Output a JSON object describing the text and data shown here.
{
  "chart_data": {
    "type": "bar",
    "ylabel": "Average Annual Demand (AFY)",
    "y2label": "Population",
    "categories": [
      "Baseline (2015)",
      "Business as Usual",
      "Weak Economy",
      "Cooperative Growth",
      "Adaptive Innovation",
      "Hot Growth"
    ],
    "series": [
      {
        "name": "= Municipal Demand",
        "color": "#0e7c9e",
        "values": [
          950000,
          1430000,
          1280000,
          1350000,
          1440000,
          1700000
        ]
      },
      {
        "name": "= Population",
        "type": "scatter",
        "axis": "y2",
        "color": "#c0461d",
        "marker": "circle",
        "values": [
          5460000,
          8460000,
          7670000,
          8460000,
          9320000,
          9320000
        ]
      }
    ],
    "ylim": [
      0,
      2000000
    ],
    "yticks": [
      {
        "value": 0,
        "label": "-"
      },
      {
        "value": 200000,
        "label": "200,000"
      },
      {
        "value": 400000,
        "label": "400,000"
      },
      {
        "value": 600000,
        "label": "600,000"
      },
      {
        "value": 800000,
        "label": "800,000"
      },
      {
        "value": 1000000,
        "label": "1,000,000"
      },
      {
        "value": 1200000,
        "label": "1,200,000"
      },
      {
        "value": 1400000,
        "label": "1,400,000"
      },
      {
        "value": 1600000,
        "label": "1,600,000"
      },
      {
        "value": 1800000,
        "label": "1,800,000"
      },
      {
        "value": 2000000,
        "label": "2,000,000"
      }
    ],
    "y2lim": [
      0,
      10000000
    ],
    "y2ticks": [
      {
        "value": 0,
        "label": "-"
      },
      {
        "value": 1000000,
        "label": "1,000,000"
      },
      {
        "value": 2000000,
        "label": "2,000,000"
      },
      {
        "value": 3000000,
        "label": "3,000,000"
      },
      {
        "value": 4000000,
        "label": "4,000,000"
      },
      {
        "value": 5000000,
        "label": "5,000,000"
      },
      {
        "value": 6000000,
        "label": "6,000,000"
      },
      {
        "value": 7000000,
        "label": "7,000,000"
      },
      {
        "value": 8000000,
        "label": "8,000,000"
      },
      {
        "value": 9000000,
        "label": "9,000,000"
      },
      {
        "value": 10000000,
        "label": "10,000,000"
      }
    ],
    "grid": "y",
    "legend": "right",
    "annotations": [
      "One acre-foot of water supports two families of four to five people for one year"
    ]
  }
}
··········
Task directions =
Of all the lines above, how many contain the word "name"? Give the number and nothing else.

Solved problem =
2